The exercise:
Look for the word "断裂伸长率" in the entries below, then copy every line that has it.

Provided entries:
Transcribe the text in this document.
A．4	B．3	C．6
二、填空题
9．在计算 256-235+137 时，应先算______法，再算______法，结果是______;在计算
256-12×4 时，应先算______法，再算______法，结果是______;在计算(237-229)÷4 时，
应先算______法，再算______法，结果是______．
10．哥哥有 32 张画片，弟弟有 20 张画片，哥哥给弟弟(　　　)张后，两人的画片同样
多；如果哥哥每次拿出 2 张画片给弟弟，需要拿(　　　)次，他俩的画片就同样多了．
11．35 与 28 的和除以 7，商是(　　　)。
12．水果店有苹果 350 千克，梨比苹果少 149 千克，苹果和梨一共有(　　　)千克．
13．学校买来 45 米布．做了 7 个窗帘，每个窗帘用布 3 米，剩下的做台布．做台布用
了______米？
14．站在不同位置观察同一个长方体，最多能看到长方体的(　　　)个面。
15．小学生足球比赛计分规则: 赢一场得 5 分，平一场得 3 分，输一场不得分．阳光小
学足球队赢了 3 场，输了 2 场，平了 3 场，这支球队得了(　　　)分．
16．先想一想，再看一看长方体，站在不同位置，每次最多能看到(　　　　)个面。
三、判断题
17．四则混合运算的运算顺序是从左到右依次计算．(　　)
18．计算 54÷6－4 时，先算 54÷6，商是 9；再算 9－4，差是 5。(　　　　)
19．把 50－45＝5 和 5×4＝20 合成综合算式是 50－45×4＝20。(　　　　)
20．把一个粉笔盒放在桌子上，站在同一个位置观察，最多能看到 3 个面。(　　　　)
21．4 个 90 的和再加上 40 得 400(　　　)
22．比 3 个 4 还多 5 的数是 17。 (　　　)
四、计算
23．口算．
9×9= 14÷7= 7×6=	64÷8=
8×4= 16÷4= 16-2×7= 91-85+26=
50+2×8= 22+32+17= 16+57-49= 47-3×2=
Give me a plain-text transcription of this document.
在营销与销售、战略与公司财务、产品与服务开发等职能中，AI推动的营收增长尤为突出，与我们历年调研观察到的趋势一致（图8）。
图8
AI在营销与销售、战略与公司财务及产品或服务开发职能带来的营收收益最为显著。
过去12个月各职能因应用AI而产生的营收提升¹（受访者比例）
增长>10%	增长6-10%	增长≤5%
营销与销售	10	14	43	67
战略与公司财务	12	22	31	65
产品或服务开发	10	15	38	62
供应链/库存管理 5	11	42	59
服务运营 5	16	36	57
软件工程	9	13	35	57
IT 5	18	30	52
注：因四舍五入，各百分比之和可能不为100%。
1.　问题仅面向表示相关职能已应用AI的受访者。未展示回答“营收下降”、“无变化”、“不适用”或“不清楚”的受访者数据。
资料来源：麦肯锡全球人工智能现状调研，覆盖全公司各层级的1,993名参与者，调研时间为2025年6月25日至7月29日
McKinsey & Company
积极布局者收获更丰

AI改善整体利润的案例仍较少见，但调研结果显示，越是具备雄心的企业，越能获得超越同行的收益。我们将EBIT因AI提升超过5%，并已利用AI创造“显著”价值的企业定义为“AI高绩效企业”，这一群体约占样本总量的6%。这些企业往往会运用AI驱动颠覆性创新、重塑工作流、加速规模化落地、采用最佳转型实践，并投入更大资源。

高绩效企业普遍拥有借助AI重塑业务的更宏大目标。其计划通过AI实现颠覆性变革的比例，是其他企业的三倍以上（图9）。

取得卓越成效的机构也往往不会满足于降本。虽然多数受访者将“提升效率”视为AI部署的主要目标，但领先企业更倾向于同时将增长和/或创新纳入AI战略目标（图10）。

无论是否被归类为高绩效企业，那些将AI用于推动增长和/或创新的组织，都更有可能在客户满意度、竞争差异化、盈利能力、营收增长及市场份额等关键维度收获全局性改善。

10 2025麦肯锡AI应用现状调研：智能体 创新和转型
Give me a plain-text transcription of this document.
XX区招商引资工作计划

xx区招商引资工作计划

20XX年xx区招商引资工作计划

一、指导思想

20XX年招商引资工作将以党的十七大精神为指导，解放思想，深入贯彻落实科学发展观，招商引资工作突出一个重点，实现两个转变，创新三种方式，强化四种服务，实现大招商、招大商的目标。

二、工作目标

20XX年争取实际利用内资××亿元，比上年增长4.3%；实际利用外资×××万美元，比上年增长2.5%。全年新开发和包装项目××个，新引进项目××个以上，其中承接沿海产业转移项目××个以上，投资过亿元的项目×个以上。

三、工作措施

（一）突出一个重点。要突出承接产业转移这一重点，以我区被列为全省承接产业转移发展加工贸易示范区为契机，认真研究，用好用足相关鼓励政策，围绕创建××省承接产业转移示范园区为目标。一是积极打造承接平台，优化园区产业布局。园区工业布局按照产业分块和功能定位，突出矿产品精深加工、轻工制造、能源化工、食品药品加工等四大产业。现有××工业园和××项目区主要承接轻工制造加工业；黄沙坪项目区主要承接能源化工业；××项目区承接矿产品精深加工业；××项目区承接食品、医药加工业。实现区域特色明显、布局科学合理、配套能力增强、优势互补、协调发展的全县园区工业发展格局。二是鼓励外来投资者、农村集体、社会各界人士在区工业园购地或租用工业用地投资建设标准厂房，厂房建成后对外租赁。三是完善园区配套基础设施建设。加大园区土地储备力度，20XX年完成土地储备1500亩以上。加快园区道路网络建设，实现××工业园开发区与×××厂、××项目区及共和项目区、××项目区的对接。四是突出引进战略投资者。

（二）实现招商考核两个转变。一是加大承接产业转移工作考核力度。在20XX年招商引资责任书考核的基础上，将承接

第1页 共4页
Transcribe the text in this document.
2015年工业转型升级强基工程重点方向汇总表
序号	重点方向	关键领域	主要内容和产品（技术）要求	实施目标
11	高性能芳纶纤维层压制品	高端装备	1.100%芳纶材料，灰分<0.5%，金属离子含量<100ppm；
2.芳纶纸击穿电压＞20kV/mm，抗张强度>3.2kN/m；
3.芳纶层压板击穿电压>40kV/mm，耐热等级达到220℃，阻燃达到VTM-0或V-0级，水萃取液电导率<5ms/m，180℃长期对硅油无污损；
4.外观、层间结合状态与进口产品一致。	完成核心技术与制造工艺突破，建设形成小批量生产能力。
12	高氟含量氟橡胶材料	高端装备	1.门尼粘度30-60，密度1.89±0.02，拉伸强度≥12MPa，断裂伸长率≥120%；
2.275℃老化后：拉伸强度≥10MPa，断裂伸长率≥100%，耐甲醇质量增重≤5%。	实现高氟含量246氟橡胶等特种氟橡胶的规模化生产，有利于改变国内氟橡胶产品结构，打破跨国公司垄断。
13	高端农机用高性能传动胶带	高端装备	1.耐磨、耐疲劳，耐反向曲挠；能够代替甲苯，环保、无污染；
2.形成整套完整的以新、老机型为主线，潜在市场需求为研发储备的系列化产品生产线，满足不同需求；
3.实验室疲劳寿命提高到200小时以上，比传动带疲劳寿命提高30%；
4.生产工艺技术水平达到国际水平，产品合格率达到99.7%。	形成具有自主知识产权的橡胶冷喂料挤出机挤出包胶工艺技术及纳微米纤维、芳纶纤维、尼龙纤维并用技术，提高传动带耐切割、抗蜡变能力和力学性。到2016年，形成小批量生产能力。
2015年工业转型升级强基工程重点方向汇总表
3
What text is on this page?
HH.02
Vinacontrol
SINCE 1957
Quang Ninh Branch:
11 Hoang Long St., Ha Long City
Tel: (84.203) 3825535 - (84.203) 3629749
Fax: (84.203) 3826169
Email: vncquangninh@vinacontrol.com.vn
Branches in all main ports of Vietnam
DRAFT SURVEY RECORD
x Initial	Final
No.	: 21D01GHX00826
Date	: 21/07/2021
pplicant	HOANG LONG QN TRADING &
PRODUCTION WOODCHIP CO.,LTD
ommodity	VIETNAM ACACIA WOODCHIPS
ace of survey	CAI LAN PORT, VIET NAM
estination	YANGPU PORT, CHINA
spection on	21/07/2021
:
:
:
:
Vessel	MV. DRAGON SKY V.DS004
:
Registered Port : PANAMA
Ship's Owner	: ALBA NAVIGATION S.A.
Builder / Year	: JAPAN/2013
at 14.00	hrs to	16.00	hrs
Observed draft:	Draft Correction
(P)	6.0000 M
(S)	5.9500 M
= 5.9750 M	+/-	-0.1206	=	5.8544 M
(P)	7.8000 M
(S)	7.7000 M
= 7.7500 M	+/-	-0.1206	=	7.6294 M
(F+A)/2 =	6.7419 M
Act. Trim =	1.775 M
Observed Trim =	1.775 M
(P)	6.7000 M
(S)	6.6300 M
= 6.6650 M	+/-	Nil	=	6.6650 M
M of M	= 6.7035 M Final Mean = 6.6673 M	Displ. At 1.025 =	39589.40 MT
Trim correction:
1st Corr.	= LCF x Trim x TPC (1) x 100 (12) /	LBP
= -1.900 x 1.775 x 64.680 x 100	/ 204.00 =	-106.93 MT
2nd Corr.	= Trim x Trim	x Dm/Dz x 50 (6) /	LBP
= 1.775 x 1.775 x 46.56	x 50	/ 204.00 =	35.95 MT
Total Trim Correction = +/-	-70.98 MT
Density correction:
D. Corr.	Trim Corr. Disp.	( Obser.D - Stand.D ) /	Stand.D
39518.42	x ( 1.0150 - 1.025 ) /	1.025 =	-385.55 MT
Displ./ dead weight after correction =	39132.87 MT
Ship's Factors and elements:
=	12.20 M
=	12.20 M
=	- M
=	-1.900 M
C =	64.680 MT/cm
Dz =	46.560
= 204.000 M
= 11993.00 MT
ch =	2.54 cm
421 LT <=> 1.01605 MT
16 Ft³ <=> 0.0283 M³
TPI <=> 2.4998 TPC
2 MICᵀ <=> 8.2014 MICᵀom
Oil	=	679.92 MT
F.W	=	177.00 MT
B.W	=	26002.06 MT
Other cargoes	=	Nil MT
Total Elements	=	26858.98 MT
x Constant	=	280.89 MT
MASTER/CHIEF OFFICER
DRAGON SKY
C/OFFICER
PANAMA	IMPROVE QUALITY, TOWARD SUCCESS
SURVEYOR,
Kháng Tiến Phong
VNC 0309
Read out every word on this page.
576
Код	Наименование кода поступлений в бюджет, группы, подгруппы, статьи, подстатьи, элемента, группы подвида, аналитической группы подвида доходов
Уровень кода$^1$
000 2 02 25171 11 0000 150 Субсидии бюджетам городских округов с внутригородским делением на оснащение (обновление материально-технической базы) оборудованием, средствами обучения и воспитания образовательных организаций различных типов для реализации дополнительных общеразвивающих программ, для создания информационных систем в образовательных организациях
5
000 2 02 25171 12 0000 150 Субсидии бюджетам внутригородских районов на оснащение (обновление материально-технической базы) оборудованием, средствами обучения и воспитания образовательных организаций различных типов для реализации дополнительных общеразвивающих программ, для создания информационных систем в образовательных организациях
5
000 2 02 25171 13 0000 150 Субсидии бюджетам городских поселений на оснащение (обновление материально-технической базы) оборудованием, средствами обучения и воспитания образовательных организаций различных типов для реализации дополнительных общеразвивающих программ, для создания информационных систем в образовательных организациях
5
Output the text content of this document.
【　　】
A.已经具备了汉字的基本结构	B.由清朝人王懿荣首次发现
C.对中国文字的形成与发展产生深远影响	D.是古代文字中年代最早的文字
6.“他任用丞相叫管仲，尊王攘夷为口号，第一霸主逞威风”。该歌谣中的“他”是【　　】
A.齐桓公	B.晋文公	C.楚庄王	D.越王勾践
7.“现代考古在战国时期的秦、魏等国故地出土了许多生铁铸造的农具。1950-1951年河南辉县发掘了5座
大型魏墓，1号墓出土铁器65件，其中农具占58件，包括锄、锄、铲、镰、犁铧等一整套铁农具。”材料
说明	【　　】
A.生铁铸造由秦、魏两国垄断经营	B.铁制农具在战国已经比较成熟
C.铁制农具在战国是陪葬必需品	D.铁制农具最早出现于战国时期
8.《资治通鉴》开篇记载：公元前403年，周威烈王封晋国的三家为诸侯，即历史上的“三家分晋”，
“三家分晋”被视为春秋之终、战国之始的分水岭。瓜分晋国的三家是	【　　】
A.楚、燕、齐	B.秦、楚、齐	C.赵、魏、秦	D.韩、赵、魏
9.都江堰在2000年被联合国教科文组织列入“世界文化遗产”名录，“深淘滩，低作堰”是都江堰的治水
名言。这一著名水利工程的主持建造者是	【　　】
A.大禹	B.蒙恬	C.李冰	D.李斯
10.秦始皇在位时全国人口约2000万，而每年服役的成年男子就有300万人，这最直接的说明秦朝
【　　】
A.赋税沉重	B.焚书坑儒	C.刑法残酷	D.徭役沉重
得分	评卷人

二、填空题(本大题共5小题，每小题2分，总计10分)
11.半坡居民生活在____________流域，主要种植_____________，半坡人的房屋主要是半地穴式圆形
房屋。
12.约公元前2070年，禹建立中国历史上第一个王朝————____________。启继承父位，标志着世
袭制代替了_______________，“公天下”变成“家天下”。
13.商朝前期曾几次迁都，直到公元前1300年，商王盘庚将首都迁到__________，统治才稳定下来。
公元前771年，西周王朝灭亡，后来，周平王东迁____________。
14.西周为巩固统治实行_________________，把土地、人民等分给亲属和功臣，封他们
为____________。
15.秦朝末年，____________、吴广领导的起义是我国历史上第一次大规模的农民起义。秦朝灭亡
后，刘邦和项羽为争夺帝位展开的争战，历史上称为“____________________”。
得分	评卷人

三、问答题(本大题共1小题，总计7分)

Finished task:
12	高氟含量氟橡胶材料	高端装备	1.门尼粘度30-60，密度1.89±0.02，拉伸强度≥12MPa，断裂伸长率≥120%；
2.275℃老化后：拉伸强度≥10MPa，断裂伸长率≥100%，耐甲醇质量增重≤5%。	实现高氟含量246氟橡胶等特种氟橡胶的规模化生产，有利于改变国内氟橡胶产品结构，打破跨国公司垄断。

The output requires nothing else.